BEGIN Dataset entries

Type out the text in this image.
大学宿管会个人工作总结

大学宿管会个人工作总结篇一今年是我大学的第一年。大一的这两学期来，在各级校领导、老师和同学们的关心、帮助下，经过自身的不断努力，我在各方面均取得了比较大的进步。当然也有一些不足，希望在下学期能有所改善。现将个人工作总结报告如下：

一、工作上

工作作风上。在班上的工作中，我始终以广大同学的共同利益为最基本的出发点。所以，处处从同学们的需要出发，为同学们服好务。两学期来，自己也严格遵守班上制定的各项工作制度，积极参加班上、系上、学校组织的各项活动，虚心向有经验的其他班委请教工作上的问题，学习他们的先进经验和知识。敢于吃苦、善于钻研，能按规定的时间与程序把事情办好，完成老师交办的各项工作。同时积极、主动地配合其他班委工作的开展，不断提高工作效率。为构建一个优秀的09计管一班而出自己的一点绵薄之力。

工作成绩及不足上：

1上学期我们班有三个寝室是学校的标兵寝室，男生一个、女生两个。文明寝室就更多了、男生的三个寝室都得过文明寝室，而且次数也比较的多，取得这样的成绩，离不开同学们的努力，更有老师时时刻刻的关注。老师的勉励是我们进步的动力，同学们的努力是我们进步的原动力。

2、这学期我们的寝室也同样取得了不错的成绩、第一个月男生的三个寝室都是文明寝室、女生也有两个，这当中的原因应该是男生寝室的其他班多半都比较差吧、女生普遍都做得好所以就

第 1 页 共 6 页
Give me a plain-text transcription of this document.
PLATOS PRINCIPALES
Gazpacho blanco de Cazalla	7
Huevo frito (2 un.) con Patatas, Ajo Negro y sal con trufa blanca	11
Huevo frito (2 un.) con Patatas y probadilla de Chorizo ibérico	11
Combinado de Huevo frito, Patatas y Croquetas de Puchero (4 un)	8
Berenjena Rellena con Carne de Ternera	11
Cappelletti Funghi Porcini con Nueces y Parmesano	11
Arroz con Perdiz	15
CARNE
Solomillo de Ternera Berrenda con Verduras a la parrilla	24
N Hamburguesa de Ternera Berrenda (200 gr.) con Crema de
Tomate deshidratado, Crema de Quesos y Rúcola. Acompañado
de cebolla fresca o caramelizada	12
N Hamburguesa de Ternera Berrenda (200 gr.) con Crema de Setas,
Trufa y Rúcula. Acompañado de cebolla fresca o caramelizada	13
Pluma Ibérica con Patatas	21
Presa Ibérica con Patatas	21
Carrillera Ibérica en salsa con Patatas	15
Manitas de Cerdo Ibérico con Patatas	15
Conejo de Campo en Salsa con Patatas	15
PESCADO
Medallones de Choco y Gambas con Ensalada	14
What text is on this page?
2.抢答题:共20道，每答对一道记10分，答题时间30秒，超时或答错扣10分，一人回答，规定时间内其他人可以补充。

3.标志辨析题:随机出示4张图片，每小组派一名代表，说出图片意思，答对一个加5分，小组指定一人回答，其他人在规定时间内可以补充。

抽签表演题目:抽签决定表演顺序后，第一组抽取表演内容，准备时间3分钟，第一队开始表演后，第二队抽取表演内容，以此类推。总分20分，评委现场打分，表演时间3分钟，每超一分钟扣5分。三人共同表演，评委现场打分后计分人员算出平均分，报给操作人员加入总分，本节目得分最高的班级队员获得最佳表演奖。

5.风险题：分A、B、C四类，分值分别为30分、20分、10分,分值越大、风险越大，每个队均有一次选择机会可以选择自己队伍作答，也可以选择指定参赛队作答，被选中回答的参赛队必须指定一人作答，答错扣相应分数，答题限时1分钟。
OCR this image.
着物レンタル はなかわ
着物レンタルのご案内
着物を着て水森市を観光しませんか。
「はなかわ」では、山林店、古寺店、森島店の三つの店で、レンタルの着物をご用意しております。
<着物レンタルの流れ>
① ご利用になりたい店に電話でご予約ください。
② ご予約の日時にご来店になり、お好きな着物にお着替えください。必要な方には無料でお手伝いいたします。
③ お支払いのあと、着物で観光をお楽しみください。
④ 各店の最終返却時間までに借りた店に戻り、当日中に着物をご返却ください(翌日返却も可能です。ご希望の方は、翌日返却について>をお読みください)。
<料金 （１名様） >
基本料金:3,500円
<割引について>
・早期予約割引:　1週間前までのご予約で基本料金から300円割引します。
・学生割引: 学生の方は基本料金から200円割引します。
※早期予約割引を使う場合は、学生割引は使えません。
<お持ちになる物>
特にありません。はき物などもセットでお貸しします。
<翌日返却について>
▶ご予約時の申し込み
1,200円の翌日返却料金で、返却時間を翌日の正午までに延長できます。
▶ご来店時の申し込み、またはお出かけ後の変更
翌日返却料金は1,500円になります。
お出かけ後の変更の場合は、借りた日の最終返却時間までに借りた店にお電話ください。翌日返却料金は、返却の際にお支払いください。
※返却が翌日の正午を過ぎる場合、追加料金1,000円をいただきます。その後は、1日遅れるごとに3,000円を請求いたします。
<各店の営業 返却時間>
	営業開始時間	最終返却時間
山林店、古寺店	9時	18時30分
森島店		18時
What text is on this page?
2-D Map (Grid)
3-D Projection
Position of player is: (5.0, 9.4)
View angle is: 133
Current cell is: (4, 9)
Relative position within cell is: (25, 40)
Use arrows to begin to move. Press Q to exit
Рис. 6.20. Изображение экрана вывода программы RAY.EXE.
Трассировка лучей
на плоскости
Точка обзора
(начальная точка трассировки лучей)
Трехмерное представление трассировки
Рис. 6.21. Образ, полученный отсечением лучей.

END Dataset entries

### Required task:
Quote every entry exactly.

### Solution to the exercise:
Type out the text in this image.
大学宿管会个人工作总结

大学宿管会个人工作总结篇一今年是我大学的第一年。大一的这两学期来，在各级校领导、老师和同学们的关心、帮助下，经过自身的不断努力，我在各方面均取得了比较大的进步。当然也有一些不足，希望在下学期能有所改善。现将个人工作总结报告如下：

一、工作上

工作作风上。在班上的工作中，我始终以广大同学的共同利益为最基本的出发点。所以，处处从同学们的需要出发，为同学们服好务。两学期来，自己也严格遵守班上制定的各项工作制度，积极参加班上、系上、学校组织的各项活动，虚心向有经验的其他班委请教工作上的问题，学习他们的先进经验和知识。敢于吃苦、善于钻研，能按规定的时间与程序把事情办好，完成老师交办的各项工作。同时积极、主动地配合其他班委工作的开展，不断提高工作效率。为构建一个优秀的09计管一班而出自己的一点绵薄之力。

工作成绩及不足上：

1上学期我们班有三个寝室是学校的标兵寝室，男生一个、女生两个。文明寝室就更多了、男生的三个寝室都得过文明寝室，而且次数也比较的多，取得这样的成绩，离不开同学们的努力，更有老师时时刻刻的关注。老师的勉励是我们进步的动力，同学们的努力是我们进步的原动力。

2、这学期我们的寝室也同样取得了不错的成绩、第一个月男生的三个寝室都是文明寝室、女生也有两个，这当中的原因应该是男生寝室的其他班多半都比较差吧、女生普遍都做得好所以就

第 1 页 共 6 页
Give me a plain-text transcription of this document.
PLATOS PRINCIPALES
Gazpacho blanco de Cazalla	7
Huevo frito (2 un.) con Patatas, Ajo Negro y sal con trufa blanca	11
Huevo frito (2 un.) con Patatas y probadilla de Chorizo ibérico	11
Combinado de Huevo frito, Patatas y Croquetas de Puchero (4 un)	8
Berenjena Rellena con Carne de Ternera	11
Cappelletti Funghi Porcini con Nueces y Parmesano	11
Arroz con Perdiz	15
CARNE
Solomillo de Ternera Berrenda con Verduras a la parrilla	24
N Hamburguesa de Ternera Berrenda (200 gr.) con Crema de
Tomate deshidratado, Crema de Quesos y Rúcola. Acompañado
de cebolla fresca o caramelizada	12
N Hamburguesa de Ternera Berrenda (200 gr.) con Crema de Setas,
Trufa y Rúcula. Acompañado de cebolla fresca o caramelizada	13
Pluma Ibérica con Patatas	21
Presa Ibérica con Patatas	21
Carrillera Ibérica en salsa con Patatas	15
Manitas de Cerdo Ibérico con Patatas	15
Conejo de Campo en Salsa con Patatas	15
PESCADO
Medallones de Choco y Gambas con Ensalada	14
What text is on this page?
2.抢答题:共20道，每答对一道记10分，答题时间30秒，超时或答错扣10分，一人回答，规定时间内其他人可以补充。

3.标志辨析题:随机出示4张图片，每小组派一名代表，说出图片意思，答对一个加5分，小组指定一人回答，其他人在规定时间内可以补充。

抽签表演题目:抽签决定表演顺序后，第一组抽取表演内容，准备时间3分钟，第一队开始表演后，第二队抽取表演内容，以此类推。总分20分，评委现场打分，表演时间3分钟，每超一分钟扣5分。三人共同表演，评委现场打分后计分人员算出平均分，报给操作人员加入总分，本节目得分最高的班级队员获得最佳表演奖。

5.风险题：分A、B、C四类，分值分别为30分、20分、10分,分值越大、风险越大，每个队均有一次选择机会可以选择自己队伍作答，也可以选择指定参赛队作答，被选中回答的参赛队必须指定一人作答，答错扣相应分数，答题限时1分钟。
OCR this image.
着物レンタル はなかわ
着物レンタルのご案内
着物を着て水森市を観光しませんか。
「はなかわ」では、山林店、古寺店、森島店の三つの店で、レンタルの着物をご用意しております。
<着物レンタルの流れ>
① ご利用になりたい店に電話でご予約ください。
② ご予約の日時にご来店になり、お好きな着物にお着替えください。必要な方には無料でお手伝いいたします。
③ お支払いのあと、着物で観光をお楽しみください。
④ 各店の最終返却時間までに借りた店に戻り、当日中に着物をご返却ください(翌日返却も可能です。ご希望の方は、翌日返却について>をお読みください)。
<料金 （１名様） >
基本料金:3,500円
<割引について>
・早期予約割引:　1週間前までのご予約で基本料金から300円割引します。
・学生割引: 学生の方は基本料金から200円割引します。
※早期予約割引を使う場合は、学生割引は使えません。
<お持ちになる物>
特にありません。はき物などもセットでお貸しします。
<翌日返却について>
▶ご予約時の申し込み
1,200円の翌日返却料金で、返却時間を翌日の正午までに延長できます。
▶ご来店時の申し込み、またはお出かけ後の変更
翌日返却料金は1,500円になります。
お出かけ後の変更の場合は、借りた日の最終返却時間までに借りた店にお電話ください。翌日返却料金は、返却の際にお支払いください。
※返却が翌日の正午を過ぎる場合、追加料金1,000円をいただきます。その後は、1日遅れるごとに3,000円を請求いたします。
<各店の営業 返却時間>
	営業開始時間	最終返却時間
山林店、古寺店	9時	18時30分
森島店		18時
What text is on this page?
2-D Map (Grid)
3-D Projection
Position of player is: (5.0, 9.4)
View angle is: 133
Current cell is: (4, 9)
Relative position within cell is: (25, 40)
Use arrows to begin to move. Press Q to exit
Рис. 6.20. Изображение экрана вывода программы RAY.EXE.
Трассировка лучей
на плоскости
Точка обзора
(начальная точка трассировки лучей)
Трехмерное представление трассировки
Рис. 6.21. Образ, полученный отсечением лучей.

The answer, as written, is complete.